■ **Problem details**
The records that follow must be repeated verbatim, every one of them.

◆ ◆ ◆ ◆ ◆ ◆ ◆

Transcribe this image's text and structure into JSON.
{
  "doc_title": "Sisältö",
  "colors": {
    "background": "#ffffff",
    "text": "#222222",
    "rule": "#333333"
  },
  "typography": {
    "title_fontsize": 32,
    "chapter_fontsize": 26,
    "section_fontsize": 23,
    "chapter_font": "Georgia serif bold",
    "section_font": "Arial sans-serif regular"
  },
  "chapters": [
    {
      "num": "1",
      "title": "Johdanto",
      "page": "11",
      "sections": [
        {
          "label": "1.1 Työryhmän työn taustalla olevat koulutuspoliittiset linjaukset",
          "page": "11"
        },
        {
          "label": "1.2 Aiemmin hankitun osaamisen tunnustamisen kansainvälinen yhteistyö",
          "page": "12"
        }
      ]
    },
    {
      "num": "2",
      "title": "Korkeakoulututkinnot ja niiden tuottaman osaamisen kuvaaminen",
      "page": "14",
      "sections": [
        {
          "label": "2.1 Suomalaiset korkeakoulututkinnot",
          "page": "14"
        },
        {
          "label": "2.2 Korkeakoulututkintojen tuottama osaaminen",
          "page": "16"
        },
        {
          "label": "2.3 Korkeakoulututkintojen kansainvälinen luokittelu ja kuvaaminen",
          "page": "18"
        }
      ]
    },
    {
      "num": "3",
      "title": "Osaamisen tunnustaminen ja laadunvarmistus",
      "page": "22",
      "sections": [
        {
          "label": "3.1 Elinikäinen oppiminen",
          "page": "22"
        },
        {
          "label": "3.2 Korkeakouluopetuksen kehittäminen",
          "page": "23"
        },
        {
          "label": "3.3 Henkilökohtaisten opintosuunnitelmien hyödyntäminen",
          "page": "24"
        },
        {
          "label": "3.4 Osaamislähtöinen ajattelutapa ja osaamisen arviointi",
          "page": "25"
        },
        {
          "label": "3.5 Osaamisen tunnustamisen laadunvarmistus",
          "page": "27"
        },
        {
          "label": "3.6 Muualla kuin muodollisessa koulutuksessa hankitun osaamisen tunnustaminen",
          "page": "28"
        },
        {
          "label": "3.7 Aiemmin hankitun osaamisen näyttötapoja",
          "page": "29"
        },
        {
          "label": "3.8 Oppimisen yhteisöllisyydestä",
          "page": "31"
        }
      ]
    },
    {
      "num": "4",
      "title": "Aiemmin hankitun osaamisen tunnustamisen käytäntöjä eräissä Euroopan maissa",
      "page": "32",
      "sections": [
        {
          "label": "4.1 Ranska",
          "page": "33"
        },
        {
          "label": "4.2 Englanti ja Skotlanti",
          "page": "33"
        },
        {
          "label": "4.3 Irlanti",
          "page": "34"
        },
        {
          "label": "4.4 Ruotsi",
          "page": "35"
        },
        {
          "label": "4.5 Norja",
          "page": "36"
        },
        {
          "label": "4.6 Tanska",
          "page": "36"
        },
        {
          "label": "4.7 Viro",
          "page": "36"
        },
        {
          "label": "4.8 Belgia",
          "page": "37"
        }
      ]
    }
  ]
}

◆ ◆ ◆ ◆ ◆ ◆ ◆

■ **Expected answer**
Transcribe this image's text and structure into JSON.
{
  "doc_title": "Sisältö",
  "colors": {
    "background": "#ffffff",
    "text": "#222222",
    "rule": "#333333"
  },
  "typography": {
    "title_fontsize": 32,
    "chapter_fontsize": 26,
    "section_fontsize": 23,
    "chapter_font": "Georgia serif bold",
    "section_font": "Arial sans-serif regular"
  },
  "chapters": [
    {
      "num": "1",
      "title": "Johdanto",
      "page": "11",
      "sections": [
        {
          "label": "1.1 Työryhmän työn taustalla olevat koulutuspoliittiset linjaukset",
          "page": "11"
        },
        {
          "label": "1.2 Aiemmin hankitun osaamisen tunnustamisen kansainvälinen yhteistyö",
          "page": "12"
        }
      ]
    },
    {
      "num": "2",
      "title": "Korkeakoulututkinnot ja niiden tuottaman osaamisen kuvaaminen",
      "page": "14",
      "sections": [
        {
          "label": "2.1 Suomalaiset korkeakoulututkinnot",
          "page": "14"
        },
        {
          "label": "2.2 Korkeakoulututkintojen tuottama osaaminen",
          "page": "16"
        },
        {
          "label": "2.3 Korkeakoulututkintojen kansainvälinen luokittelu ja kuvaaminen",
          "page": "18"
        }
      ]
    },
    {
      "num": "3",
      "title": "Osaamisen tunnustaminen ja laadunvarmistus",
      "page": "22",
      "sections": [
        {
          "label": "3.1 Elinikäinen oppiminen",
          "page": "22"
        },
        {
          "label": "3.2 Korkeakouluopetuksen kehittäminen",
          "page": "23"
        },
        {
          "label": "3.3 Henkilökohtaisten opintosuunnitelmien hyödyntäminen",
          "page": "24"
        },
        {
          "label": "3.4 Osaamislähtöinen ajattelutapa ja osaamisen arviointi",
          "page": "25"
        },
        {
          "label": "3.5 Osaamisen tunnustamisen laadunvarmistus",
          "page": "27"
        },
        {
          "label": "3.6 Muualla kuin muodollisessa koulutuksessa hankitun osaamisen tunnustaminen",
          "page": "28"
        },
        {
          "label": "3.7 Aiemmin hankitun osaamisen näyttötapoja",
          "page": "29"
        },
        {
          "label": "3.8 Oppimisen yhteisöllisyydestä",
          "page": "31"
        }
      ]
    },
    {
      "num": "4",
      "title": "Aiemmin hankitun osaamisen tunnustamisen käytäntöjä eräissä Euroopan maissa",
      "page": "32",
      "sections": [
        {
          "label": "4.1 Ranska",
          "page": "33"
        },
        {
          "label": "4.2 Englanti ja Skotlanti",
          "page": "33"
        },
        {
          "label": "4.3 Irlanti",
          "page": "34"
        },
        {
          "label": "4.4 Ruotsi",
          "page": "35"
        },
        {
          "label": "4.5 Norja",
          "page": "36"
        },
        {
          "label": "4.6 Tanska",
          "page": "36"
        },
        {
          "label": "4.7 Viro",
          "page": "36"
        },
        {
          "label": "4.8 Belgia",
          "page": "37"
        }
      ]
    }
  ]
}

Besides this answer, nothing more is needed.